[Prompt]
Write out each of the rows below line for line, without any alteration, and omit the pictures from your answer.

[Data to process]
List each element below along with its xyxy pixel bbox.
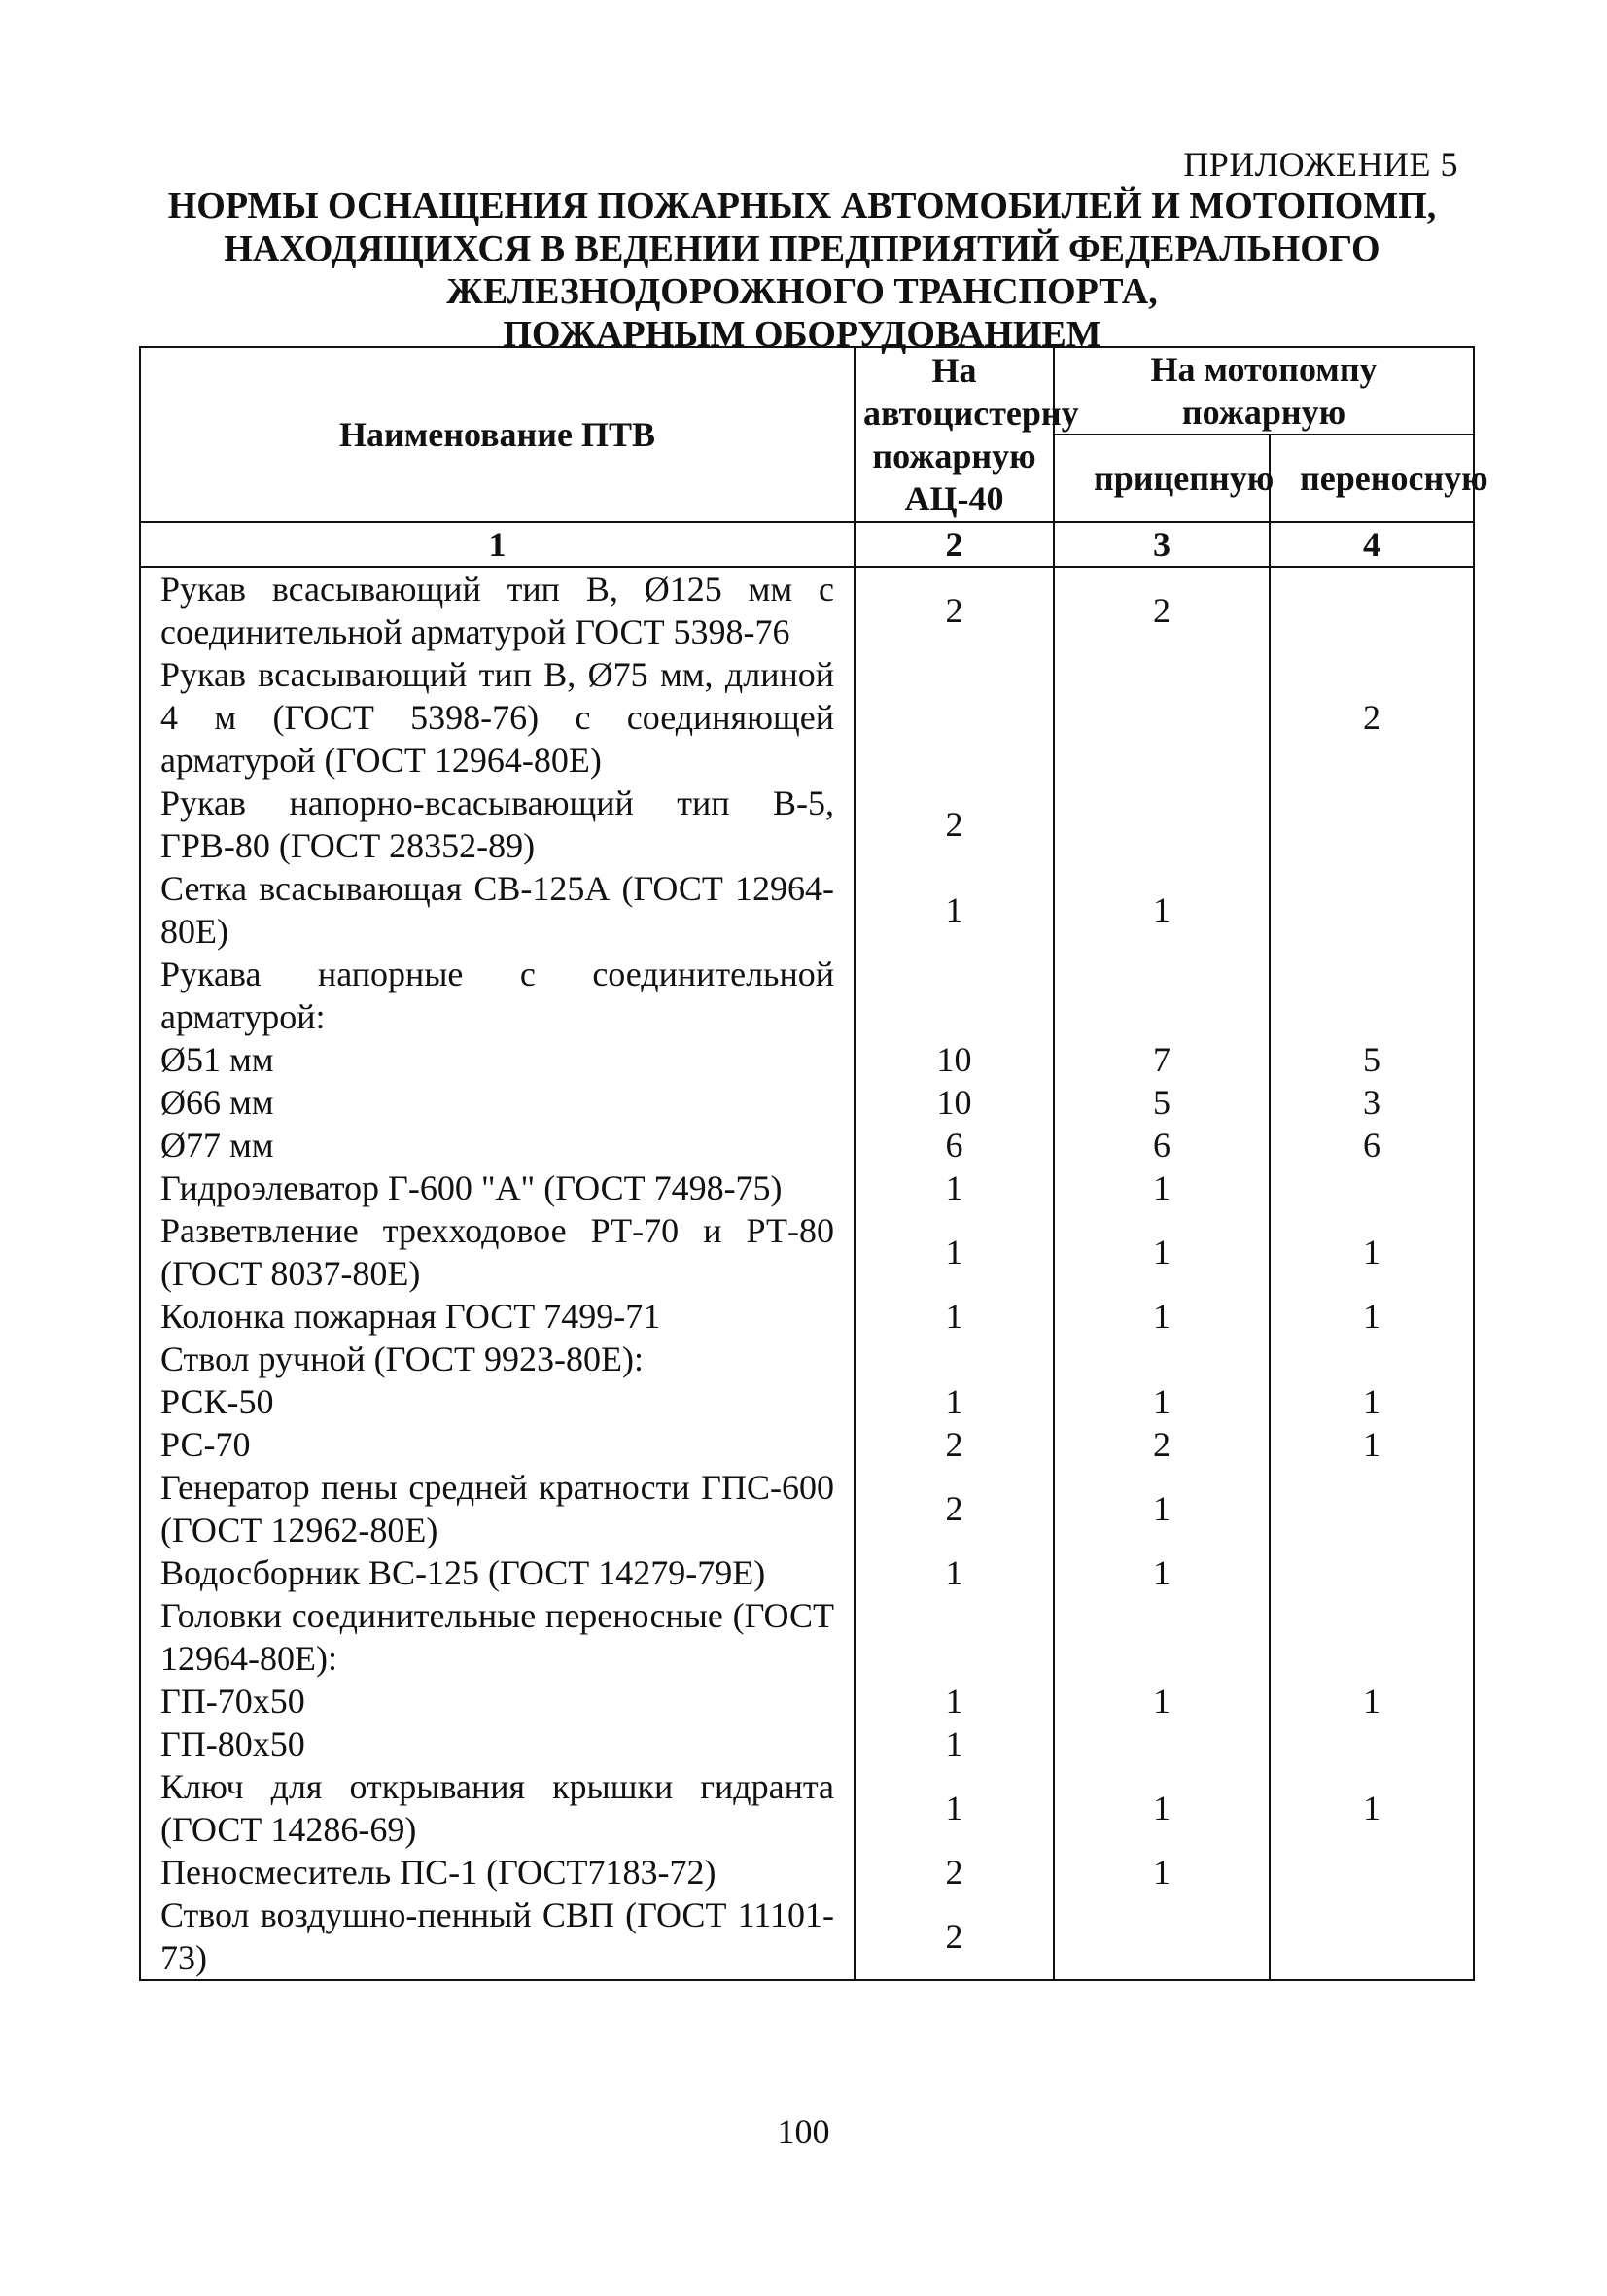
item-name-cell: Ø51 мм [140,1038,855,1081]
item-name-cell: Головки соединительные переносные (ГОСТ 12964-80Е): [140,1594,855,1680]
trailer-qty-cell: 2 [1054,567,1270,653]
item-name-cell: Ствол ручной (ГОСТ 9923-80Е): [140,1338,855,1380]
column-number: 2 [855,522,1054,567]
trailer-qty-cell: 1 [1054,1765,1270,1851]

[Result]
List each element below along with its xyxy pixel bbox.
item-name-cell: Ø51 мм [140,1038,855,1081]
item-name-cell: Головки соединительные переносные (ГОСТ 12964-80Е): [140,1594,855,1680]
trailer-qty-cell: 2 [1054,567,1270,653]
item-name-cell: Ствол ручной (ГОСТ 9923-80Е): [140,1338,855,1380]
column-number: 2 [855,522,1054,567]
trailer-qty-cell: 1 [1054,1765,1270,1851]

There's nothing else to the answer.